### Stated goal
Copy out the listing that follows exactly, dropping every picture.

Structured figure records
--------------------
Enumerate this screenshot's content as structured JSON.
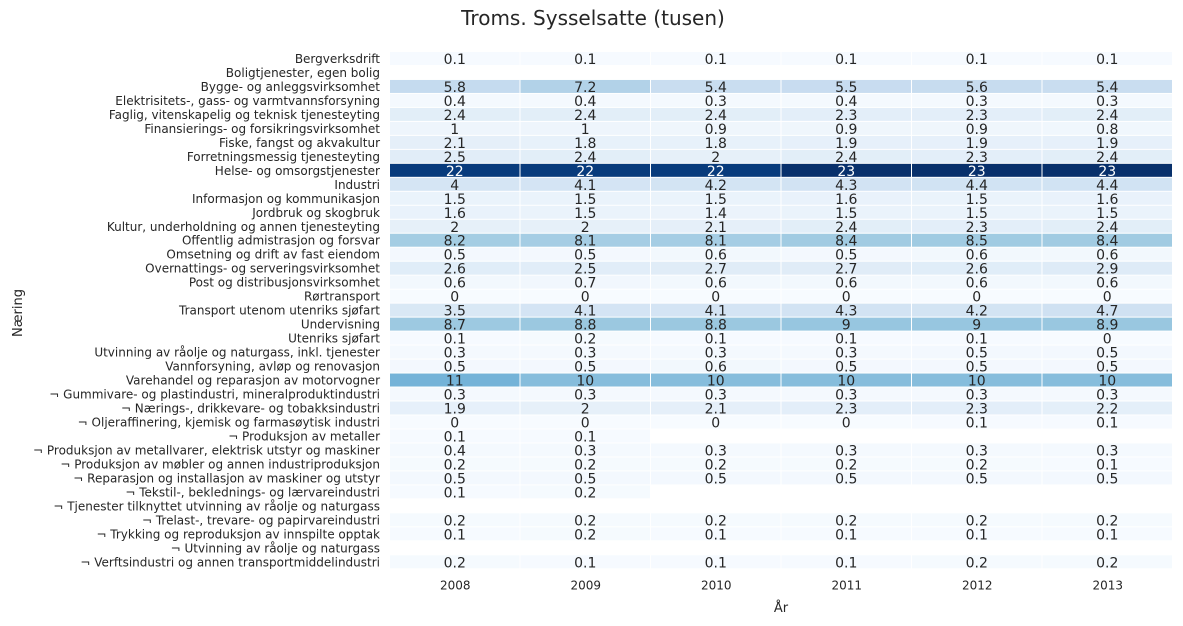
{
  "chart_data": {
    "type": "heatmap",
    "title": "Troms. Sysselsatte (tusen)",
    "xlabel": "År",
    "ylabel": "Næring",
    "colormap": "Blues",
    "grid": false,
    "x": [
      "2008",
      "2009",
      "2010",
      "2011",
      "2012",
      "2013"
    ],
    "rows": [
      {
        "label": "Bergverksdrift",
        "values": [
          0.1,
          0.1,
          0.1,
          0.1,
          0.1,
          0.1
        ]
      },
      {
        "label": "Boligtjenester, egen bolig",
        "values": [
          null,
          null,
          null,
          null,
          null,
          null
        ]
      },
      {
        "label": "Bygge- og anleggsvirksomhet",
        "values": [
          5.8,
          7.2,
          5.4,
          5.5,
          5.6,
          5.4
        ]
      },
      {
        "label": "Elektrisitets-, gass- og varmtvannsforsyning",
        "values": [
          0.4,
          0.4,
          0.3,
          0.4,
          0.3,
          0.3
        ]
      },
      {
        "label": "Faglig, vitenskapelig og teknisk tjenesteyting",
        "values": [
          2.4,
          2.4,
          2.4,
          2.3,
          2.3,
          2.4
        ]
      },
      {
        "label": "Finansierings- og forsikringsvirksomhet",
        "values": [
          1,
          1,
          0.9,
          0.9,
          0.9,
          0.8
        ]
      },
      {
        "label": "Fiske, fangst og akvakultur",
        "values": [
          2.1,
          1.8,
          1.8,
          1.9,
          1.9,
          1.9
        ]
      },
      {
        "label": "Forretningsmessig tjenesteyting",
        "values": [
          2.5,
          2.4,
          2,
          2.4,
          2.3,
          2.4
        ]
      },
      {
        "label": "Helse- og omsorgstjenester",
        "values": [
          22,
          22,
          22,
          23,
          23,
          23
        ]
      },
      {
        "label": "Industri",
        "values": [
          4,
          4.1,
          4.2,
          4.3,
          4.4,
          4.4
        ]
      },
      {
        "label": "Informasjon og kommunikasjon",
        "values": [
          1.5,
          1.5,
          1.5,
          1.6,
          1.5,
          1.6
        ]
      },
      {
        "label": "Jordbruk og skogbruk",
        "values": [
          1.6,
          1.5,
          1.4,
          1.5,
          1.5,
          1.5
        ]
      },
      {
        "label": "Kultur, underholdning og annen tjenesteyting",
        "values": [
          2,
          2,
          2.1,
          2.4,
          2.3,
          2.4
        ]
      },
      {
        "label": "Offentlig admistrasjon og forsvar",
        "values": [
          8.2,
          8.1,
          8.1,
          8.4,
          8.5,
          8.4
        ]
      },
      {
        "label": "Omsetning og drift av fast eiendom",
        "values": [
          0.5,
          0.5,
          0.6,
          0.5,
          0.6,
          0.6
        ]
      },
      {
        "label": "Overnattings- og serveringsvirksomhet",
        "values": [
          2.6,
          2.5,
          2.7,
          2.7,
          2.6,
          2.9
        ]
      },
      {
        "label": "Post og distribusjonsvirksomhet",
        "values": [
          0.6,
          0.7,
          0.6,
          0.6,
          0.6,
          0.6
        ]
      },
      {
        "label": "Rørtransport",
        "values": [
          0,
          0,
          0,
          0,
          0,
          0
        ]
      },
      {
        "label": "Transport utenom utenriks sjøfart",
        "values": [
          3.5,
          4.1,
          4.1,
          4.3,
          4.2,
          4.7
        ]
      },
      {
        "label": "Undervisning",
        "values": [
          8.7,
          8.8,
          8.8,
          9,
          9,
          8.9
        ]
      },
      {
        "label": "Utenriks sjøfart",
        "values": [
          0.1,
          0.2,
          0.1,
          0.1,
          0.1,
          0
        ]
      },
      {
        "label": "Utvinning av råolje og naturgass, inkl. tjenester",
        "values": [
          0.3,
          0.3,
          0.3,
          0.3,
          0.5,
          0.5
        ]
      },
      {
        "label": "Vannforsyning, avløp og renovasjon",
        "values": [
          0.5,
          0.5,
          0.6,
          0.5,
          0.5,
          0.5
        ]
      },
      {
        "label": "Varehandel og reparasjon av motorvogner",
        "values": [
          11,
          10,
          10,
          10,
          10,
          10
        ]
      },
      {
        "label": "¬ Gummivare- og plastindustri, mineralproduktindustri",
        "values": [
          0.3,
          0.3,
          0.3,
          0.3,
          0.3,
          0.3
        ]
      },
      {
        "label": "¬ Nærings-, drikkevare- og tobakksindustri",
        "values": [
          1.9,
          2,
          2.1,
          2.3,
          2.3,
          2.2
        ]
      },
      {
        "label": "¬ Oljeraffinering, kjemisk og farmasøytisk industri",
        "values": [
          0,
          0,
          0,
          0,
          0.1,
          0.1
        ]
      },
      {
        "label": "¬ Produksjon av metaller",
        "values": [
          0.1,
          0.1,
          null,
          null,
          null,
          null
        ]
      },
      {
        "label": "¬ Produksjon av metallvarer, elektrisk utstyr og maskiner",
        "values": [
          0.4,
          0.3,
          0.3,
          0.3,
          0.3,
          0.3
        ]
      },
      {
        "label": "¬ Produksjon av møbler og annen industriproduksjon",
        "values": [
          0.2,
          0.2,
          0.2,
          0.2,
          0.2,
          0.1
        ]
      },
      {
        "label": "¬ Reparasjon og installasjon av maskiner og utstyr",
        "values": [
          0.5,
          0.5,
          0.5,
          0.5,
          0.5,
          0.5
        ]
      },
      {
        "label": "¬ Tekstil-, beklednings- og lærvareindustri",
        "values": [
          0.1,
          0.2,
          null,
          null,
          null,
          null
        ]
      },
      {
        "label": "¬ Tjenester tilknyttet utvinning av råolje og naturgass",
        "values": [
          null,
          null,
          null,
          null,
          null,
          null
        ]
      },
      {
        "label": "¬ Trelast-, trevare- og papirvareindustri",
        "values": [
          0.2,
          0.2,
          0.2,
          0.2,
          0.2,
          0.2
        ]
      },
      {
        "label": "¬ Trykking og reproduksjon av innspilte opptak",
        "values": [
          0.1,
          0.2,
          0.1,
          0.1,
          0.1,
          0.1
        ]
      },
      {
        "label": "¬ Utvinning av råolje og naturgass",
        "values": [
          null,
          null,
          null,
          null,
          null,
          null
        ]
      },
      {
        "label": "¬ Verftsindustri og annen transportmiddelindustri",
        "values": [
          0.2,
          0.1,
          0.1,
          0.1,
          0.2,
          0.2
        ]
      }
    ]
  }
}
--------------------
### Exercise output
Enumerate this screenshot's content as structured JSON.
{
  "chart_data": {
    "type": "heatmap",
    "title": "Troms. Sysselsatte (tusen)",
    "xlabel": "År",
    "ylabel": "Næring",
    "colormap": "Blues",
    "grid": false,
    "x": [
      "2008",
      "2009",
      "2010",
      "2011",
      "2012",
      "2013"
    ],
    "rows": [
      {
        "label": "Bergverksdrift",
        "values": [
          0.1,
          0.1,
          0.1,
          0.1,
          0.1,
          0.1
        ]
      },
      {
        "label": "Boligtjenester, egen bolig",
        "values": [
          null,
          null,
          null,
          null,
          null,
          null
        ]
      },
      {
        "label": "Bygge- og anleggsvirksomhet",
        "values": [
          5.8,
          7.2,
          5.4,
          5.5,
          5.6,
          5.4
        ]
      },
      {
        "label": "Elektrisitets-, gass- og varmtvannsforsyning",
        "values": [
          0.4,
          0.4,
          0.3,
          0.4,
          0.3,
          0.3
        ]
      },
      {
        "label": "Faglig, vitenskapelig og teknisk tjenesteyting",
        "values": [
          2.4,
          2.4,
          2.4,
          2.3,
          2.3,
          2.4
        ]
      },
      {
        "label": "Finansierings- og forsikringsvirksomhet",
        "values": [
          1,
          1,
          0.9,
          0.9,
          0.9,
          0.8
        ]
      },
      {
        "label": "Fiske, fangst og akvakultur",
        "values": [
          2.1,
          1.8,
          1.8,
          1.9,
          1.9,
          1.9
        ]
      },
      {
        "label": "Forretningsmessig tjenesteyting",
        "values": [
          2.5,
          2.4,
          2,
          2.4,
          2.3,
          2.4
        ]
      },
      {
        "label": "Helse- og omsorgstjenester",
        "values": [
          22,
          22,
          22,
          23,
          23,
          23
        ]
      },
      {
        "label": "Industri",
        "values": [
          4,
          4.1,
          4.2,
          4.3,
          4.4,
          4.4
        ]
      },
      {
        "label": "Informasjon og kommunikasjon",
        "values": [
          1.5,
          1.5,
          1.5,
          1.6,
          1.5,
          1.6
        ]
      },
      {
        "label": "Jordbruk og skogbruk",
        "values": [
          1.6,
          1.5,
          1.4,
          1.5,
          1.5,
          1.5
        ]
      },
      {
        "label": "Kultur, underholdning og annen tjenesteyting",
        "values": [
          2,
          2,
          2.1,
          2.4,
          2.3,
          2.4
        ]
      },
      {
        "label": "Offentlig admistrasjon og forsvar",
        "values": [
          8.2,
          8.1,
          8.1,
          8.4,
          8.5,
          8.4
        ]
      },
      {
        "label": "Omsetning og drift av fast eiendom",
        "values": [
          0.5,
          0.5,
          0.6,
          0.5,
          0.6,
          0.6
        ]
      },
      {
        "label": "Overnattings- og serveringsvirksomhet",
        "values": [
          2.6,
          2.5,
          2.7,
          2.7,
          2.6,
          2.9
        ]
      },
      {
        "label": "Post og distribusjonsvirksomhet",
        "values": [
          0.6,
          0.7,
          0.6,
          0.6,
          0.6,
          0.6
        ]
      },
      {
        "label": "Rørtransport",
        "values": [
          0,
          0,
          0,
          0,
          0,
          0
        ]
      },
      {
        "label": "Transport utenom utenriks sjøfart",
        "values": [
          3.5,
          4.1,
          4.1,
          4.3,
          4.2,
          4.7
        ]
      },
      {
        "label": "Undervisning",
        "values": [
          8.7,
          8.8,
          8.8,
          9,
          9,
          8.9
        ]
      },
      {
        "label": "Utenriks sjøfart",
        "values": [
          0.1,
          0.2,
          0.1,
          0.1,
          0.1,
          0
        ]
      },
      {
        "label": "Utvinning av råolje og naturgass, inkl. tjenester",
        "values": [
          0.3,
          0.3,
          0.3,
          0.3,
          0.5,
          0.5
        ]
      },
      {
        "label": "Vannforsyning, avløp og renovasjon",
        "values": [
          0.5,
          0.5,
          0.6,
          0.5,
          0.5,
          0.5
        ]
      },
      {
        "label": "Varehandel og reparasjon av motorvogner",
        "values": [
          11,
          10,
          10,
          10,
          10,
          10
        ]
      },
      {
        "label": "¬ Gummivare- og plastindustri, mineralproduktindustri",
        "values": [
          0.3,
          0.3,
          0.3,
          0.3,
          0.3,
          0.3
        ]
      },
      {
        "label": "¬ Nærings-, drikkevare- og tobakksindustri",
        "values": [
          1.9,
          2,
          2.1,
          2.3,
          2.3,
          2.2
        ]
      },
      {
        "label": "¬ Oljeraffinering, kjemisk og farmasøytisk industri",
        "values": [
          0,
          0,
          0,
          0,
          0.1,
          0.1
        ]
      },
      {
        "label": "¬ Produksjon av metaller",
        "values": [
          0.1,
          0.1,
          null,
          null,
          null,
          null
        ]
      },
      {
        "label": "¬ Produksjon av metallvarer, elektrisk utstyr og maskiner",
        "values": [
          0.4,
          0.3,
          0.3,
          0.3,
          0.3,
          0.3
        ]
      },
      {
        "label": "¬ Produksjon av møbler og annen industriproduksjon",
        "values": [
          0.2,
          0.2,
          0.2,
          0.2,
          0.2,
          0.1
        ]
      },
      {
        "label": "¬ Reparasjon og installasjon av maskiner og utstyr",
        "values": [
          0.5,
          0.5,
          0.5,
          0.5,
          0.5,
          0.5
        ]
      },
      {
        "label": "¬ Tekstil-, beklednings- og lærvareindustri",
        "values": [
          0.1,
          0.2,
          null,
          null,
          null,
          null
        ]
      },
      {
        "label": "¬ Tjenester tilknyttet utvinning av råolje og naturgass",
        "values": [
          null,
          null,
          null,
          null,
          null,
          null
        ]
      },
      {
        "label": "¬ Trelast-, trevare- og papirvareindustri",
        "values": [
          0.2,
          0.2,
          0.2,
          0.2,
          0.2,
          0.2
        ]
      },
      {
        "label": "¬ Trykking og reproduksjon av innspilte opptak",
        "values": [
          0.1,
          0.2,
          0.1,
          0.1,
          0.1,
          0.1
        ]
      },
      {
        "label": "¬ Utvinning av råolje og naturgass",
        "values": [
          null,
          null,
          null,
          null,
          null,
          null
        ]
      },
      {
        "label": "¬ Verftsindustri og annen transportmiddelindustri",
        "values": [
          0.2,
          0.1,
          0.1,
          0.1,
          0.2,
          0.2
        ]
      }
    ]
  }
}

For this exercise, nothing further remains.